# Set problem
Reproduce the full listing below unchanged, apart from the pictures.
######
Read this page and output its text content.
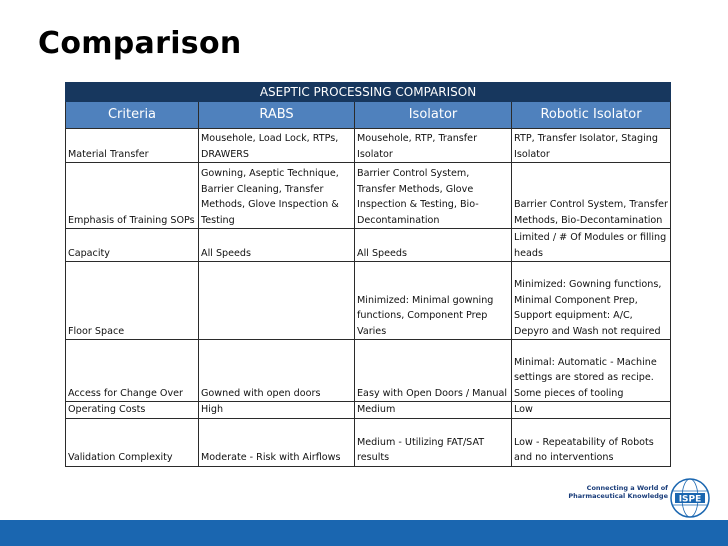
Comparison
ASEPTIC PROCESSING COMPARISON			
Criteria	RABS	Isolator	Robotic Isolator
Material Transfer	Mousehole, Load Lock, RTPs, DRAWERS	Mousehole, RTP, Transfer Isolator	RTP, Transfer Isolator, Staging Isolator
Emphasis of Training SOPs	Gowning, Aseptic Technique, Barrier Cleaning, Transfer Methods, Glove Inspection & Testing	Barrier Control System, Transfer Methods, Glove Inspection & Testing, Bio-Decontamination	Barrier Control System, Transfer Methods, Bio-Decontamination
Capacity	All Speeds	All Speeds	Limited / # Of Modules or filling heads
Floor Space		Minimized: Minimal gowning functions, Component Prep Varies	Minimized: Gowning functions, Minimal Component Prep, Support equipment: A/C, Depyro and Wash not required
Access for Change Over	Gowned with open doors	Easy with Open Doors / Manual	Minimal: Automatic - Machine settings are stored as recipe. Some pieces of tooling
Operating Costs	High	Medium	Low
Validation Complexity	Moderate - Risk with Airflows	Medium - Utilizing FAT/SAT results	Low - Repeatability of Robots and no interventions
Connecting a World of Pharmaceutical Knowledge ISPE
######
# Answer to the task
Read this page and output its text content.
Comparison
ASEPTIC PROCESSING COMPARISON			
Criteria	RABS	Isolator	Robotic Isolator
Material Transfer	Mousehole, Load Lock, RTPs, DRAWERS	Mousehole, RTP, Transfer Isolator	RTP, Transfer Isolator, Staging Isolator
Emphasis of Training SOPs	Gowning, Aseptic Technique, Barrier Cleaning, Transfer Methods, Glove Inspection & Testing	Barrier Control System, Transfer Methods, Glove Inspection & Testing, Bio-Decontamination	Barrier Control System, Transfer Methods, Bio-Decontamination
Capacity	All Speeds	All Speeds	Limited / # Of Modules or filling heads
Floor Space		Minimized: Minimal gowning functions, Component Prep Varies	Minimized: Gowning functions, Minimal Component Prep, Support equipment: A/C, Depyro and Wash not required
Access for Change Over	Gowned with open doors	Easy with Open Doors / Manual	Minimal: Automatic - Machine settings are stored as recipe. Some pieces of tooling
Operating Costs	High	Medium	Low
Validation Complexity	Moderate - Risk with Airflows	Medium - Utilizing FAT/SAT results	Low - Repeatability of Robots and no interventions
Connecting a World of Pharmaceutical Knowledge ISPE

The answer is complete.